• [INPUT RECORDS]
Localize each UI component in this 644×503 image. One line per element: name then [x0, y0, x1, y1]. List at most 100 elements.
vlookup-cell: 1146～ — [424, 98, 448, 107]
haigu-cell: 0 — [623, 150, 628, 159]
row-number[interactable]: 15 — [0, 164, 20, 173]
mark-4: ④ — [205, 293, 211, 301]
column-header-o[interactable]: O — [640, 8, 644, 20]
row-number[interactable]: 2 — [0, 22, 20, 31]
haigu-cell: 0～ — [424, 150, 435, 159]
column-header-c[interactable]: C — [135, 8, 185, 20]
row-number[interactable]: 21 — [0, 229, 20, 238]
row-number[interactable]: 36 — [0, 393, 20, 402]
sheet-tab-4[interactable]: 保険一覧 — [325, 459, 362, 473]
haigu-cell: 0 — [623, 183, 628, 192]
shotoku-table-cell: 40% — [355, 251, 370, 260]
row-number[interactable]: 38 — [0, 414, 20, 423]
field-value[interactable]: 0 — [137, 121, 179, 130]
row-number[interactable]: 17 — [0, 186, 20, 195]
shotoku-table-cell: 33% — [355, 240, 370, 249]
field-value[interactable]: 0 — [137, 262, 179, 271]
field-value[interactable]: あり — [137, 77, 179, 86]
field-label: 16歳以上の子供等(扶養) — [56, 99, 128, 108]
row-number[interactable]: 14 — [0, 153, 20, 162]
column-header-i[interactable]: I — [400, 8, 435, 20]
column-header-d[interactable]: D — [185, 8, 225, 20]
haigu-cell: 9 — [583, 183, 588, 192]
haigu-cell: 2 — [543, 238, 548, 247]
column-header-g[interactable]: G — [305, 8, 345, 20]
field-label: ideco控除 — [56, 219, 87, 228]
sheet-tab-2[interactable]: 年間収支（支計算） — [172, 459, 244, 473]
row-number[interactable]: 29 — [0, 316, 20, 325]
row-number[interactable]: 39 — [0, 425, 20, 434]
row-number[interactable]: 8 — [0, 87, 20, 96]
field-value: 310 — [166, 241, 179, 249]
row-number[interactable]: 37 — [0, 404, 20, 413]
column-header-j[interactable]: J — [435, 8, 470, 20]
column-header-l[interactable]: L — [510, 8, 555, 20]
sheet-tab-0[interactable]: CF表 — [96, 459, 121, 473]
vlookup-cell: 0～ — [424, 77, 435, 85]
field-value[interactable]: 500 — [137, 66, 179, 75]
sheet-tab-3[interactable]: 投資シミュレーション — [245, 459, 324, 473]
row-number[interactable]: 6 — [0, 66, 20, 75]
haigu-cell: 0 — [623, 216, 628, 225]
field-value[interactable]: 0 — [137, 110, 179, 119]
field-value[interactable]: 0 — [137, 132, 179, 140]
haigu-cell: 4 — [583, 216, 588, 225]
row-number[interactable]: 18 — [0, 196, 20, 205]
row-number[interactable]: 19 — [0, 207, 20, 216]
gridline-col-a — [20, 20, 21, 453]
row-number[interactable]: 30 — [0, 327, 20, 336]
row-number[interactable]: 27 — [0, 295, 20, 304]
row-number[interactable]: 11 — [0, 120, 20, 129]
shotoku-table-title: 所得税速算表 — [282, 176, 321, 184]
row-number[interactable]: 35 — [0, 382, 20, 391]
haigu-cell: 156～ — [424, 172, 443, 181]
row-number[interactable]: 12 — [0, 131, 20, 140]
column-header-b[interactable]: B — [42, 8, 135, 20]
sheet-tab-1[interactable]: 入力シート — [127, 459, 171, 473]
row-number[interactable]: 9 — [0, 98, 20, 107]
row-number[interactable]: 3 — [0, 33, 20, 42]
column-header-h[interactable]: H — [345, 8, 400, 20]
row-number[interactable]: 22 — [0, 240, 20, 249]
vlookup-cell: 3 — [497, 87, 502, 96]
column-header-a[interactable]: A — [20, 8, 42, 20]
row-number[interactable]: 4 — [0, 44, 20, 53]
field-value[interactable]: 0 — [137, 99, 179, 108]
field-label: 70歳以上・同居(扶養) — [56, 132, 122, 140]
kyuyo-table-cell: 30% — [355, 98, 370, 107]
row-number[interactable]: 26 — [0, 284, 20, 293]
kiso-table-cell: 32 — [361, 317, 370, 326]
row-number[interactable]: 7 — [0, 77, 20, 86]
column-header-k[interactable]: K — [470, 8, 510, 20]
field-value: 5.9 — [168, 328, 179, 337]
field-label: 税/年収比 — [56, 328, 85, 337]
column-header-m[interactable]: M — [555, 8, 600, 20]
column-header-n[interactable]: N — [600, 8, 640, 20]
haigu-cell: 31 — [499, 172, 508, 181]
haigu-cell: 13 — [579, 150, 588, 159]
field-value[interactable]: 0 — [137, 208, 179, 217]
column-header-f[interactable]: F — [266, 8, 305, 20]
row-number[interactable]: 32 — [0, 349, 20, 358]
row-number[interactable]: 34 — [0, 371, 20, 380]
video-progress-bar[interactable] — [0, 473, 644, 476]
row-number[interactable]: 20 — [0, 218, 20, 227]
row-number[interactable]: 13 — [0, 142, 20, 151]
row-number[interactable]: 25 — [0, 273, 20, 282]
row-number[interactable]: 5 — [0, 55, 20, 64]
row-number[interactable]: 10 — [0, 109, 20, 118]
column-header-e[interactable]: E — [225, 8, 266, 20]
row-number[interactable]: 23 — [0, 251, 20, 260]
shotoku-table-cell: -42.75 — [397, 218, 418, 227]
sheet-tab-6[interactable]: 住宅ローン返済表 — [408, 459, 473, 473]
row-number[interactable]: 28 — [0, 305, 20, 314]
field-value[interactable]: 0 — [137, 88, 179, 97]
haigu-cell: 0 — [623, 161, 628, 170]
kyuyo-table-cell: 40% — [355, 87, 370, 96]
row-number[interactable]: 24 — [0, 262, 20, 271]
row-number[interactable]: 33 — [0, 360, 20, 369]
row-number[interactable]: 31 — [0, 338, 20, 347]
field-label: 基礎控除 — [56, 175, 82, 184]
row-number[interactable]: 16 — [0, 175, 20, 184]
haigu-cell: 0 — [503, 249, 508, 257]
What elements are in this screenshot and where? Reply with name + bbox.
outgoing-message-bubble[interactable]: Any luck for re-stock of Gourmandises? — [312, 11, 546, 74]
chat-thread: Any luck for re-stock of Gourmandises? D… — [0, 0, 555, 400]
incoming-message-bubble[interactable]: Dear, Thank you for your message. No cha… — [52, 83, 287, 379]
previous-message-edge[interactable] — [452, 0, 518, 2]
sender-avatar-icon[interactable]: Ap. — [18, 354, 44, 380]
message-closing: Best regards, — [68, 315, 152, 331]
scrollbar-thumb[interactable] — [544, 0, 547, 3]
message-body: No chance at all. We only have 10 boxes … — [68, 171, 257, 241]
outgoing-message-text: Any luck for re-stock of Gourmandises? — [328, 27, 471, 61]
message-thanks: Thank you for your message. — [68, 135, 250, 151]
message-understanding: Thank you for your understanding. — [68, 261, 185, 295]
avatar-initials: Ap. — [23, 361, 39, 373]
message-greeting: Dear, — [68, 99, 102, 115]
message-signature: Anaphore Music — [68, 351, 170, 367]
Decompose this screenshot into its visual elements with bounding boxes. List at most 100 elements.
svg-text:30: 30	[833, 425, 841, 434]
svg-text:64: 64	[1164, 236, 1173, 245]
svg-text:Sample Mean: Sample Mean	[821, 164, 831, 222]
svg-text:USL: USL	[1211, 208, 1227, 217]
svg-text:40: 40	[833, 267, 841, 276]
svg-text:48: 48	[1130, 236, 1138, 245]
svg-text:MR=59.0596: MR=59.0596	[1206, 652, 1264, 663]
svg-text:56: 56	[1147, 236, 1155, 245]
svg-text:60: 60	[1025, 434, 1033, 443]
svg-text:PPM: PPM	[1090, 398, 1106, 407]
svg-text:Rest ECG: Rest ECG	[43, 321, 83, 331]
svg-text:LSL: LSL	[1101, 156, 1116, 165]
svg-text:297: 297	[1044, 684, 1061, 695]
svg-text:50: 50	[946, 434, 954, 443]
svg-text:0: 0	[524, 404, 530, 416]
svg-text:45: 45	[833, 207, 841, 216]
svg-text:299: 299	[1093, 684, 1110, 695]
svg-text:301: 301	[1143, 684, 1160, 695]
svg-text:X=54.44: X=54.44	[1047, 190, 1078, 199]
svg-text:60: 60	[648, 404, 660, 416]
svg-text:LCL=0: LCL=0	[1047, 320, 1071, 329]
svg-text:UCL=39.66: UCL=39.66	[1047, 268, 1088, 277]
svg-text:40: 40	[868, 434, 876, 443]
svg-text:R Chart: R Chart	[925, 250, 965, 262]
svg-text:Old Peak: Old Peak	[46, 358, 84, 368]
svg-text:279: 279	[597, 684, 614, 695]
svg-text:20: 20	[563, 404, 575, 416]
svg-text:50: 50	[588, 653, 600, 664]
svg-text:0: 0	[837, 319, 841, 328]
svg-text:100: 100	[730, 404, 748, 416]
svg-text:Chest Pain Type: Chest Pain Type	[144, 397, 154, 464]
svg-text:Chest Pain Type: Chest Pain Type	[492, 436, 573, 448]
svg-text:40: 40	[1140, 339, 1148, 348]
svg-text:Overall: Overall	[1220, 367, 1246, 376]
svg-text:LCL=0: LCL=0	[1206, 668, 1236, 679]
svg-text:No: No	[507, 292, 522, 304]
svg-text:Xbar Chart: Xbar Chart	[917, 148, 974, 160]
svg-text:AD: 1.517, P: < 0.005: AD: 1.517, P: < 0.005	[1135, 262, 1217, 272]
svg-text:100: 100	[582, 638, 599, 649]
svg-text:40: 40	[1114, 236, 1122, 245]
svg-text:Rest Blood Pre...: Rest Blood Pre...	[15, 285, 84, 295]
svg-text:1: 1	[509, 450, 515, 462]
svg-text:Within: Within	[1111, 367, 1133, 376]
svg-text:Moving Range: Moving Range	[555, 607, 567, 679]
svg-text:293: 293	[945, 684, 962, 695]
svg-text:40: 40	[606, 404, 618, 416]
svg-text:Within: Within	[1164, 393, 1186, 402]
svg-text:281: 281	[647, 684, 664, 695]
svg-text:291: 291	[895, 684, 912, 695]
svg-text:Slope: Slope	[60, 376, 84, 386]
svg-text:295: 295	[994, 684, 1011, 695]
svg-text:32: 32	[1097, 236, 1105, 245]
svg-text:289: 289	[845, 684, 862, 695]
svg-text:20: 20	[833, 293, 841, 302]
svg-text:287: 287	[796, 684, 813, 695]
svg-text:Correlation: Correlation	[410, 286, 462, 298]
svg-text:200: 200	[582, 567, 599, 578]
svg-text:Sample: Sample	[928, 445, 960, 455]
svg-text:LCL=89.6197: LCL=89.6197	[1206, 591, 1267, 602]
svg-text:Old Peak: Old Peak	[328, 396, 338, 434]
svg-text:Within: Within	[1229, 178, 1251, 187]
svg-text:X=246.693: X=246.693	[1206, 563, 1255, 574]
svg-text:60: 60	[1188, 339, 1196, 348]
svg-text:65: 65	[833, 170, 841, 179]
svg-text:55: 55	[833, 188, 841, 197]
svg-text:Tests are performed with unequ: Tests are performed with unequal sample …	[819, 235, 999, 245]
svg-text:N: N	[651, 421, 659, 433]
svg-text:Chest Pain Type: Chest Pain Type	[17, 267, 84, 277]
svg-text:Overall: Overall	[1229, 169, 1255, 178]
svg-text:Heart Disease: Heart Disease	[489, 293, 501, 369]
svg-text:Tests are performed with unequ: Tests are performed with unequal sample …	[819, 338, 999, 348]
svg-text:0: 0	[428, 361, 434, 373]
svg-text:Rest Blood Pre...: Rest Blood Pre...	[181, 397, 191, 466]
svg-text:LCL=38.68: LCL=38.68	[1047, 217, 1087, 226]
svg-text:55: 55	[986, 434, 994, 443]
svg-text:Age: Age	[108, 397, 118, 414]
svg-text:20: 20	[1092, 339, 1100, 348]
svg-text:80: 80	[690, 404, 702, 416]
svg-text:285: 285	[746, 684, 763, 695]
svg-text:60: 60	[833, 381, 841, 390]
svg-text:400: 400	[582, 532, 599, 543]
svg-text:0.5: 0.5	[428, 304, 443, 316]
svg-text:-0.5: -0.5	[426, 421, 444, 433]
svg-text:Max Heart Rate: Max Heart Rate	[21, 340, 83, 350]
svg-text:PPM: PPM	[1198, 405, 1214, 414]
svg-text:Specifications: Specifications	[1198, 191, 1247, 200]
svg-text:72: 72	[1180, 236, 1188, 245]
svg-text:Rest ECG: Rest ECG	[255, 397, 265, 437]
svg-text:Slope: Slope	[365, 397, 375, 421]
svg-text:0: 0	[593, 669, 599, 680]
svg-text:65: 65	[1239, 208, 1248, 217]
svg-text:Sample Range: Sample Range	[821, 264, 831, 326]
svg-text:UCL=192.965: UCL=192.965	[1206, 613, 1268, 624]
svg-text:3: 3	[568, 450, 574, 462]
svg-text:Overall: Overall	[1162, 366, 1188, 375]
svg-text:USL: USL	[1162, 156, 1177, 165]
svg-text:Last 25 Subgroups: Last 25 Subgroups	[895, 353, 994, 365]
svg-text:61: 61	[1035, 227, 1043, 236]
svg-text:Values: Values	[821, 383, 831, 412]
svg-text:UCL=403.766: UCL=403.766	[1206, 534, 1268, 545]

• [TASK OBJECTIVE]
Count the lines of the items above that contain the string "Gourmandises", and give only the number.

• [TASK SOLUTION]
3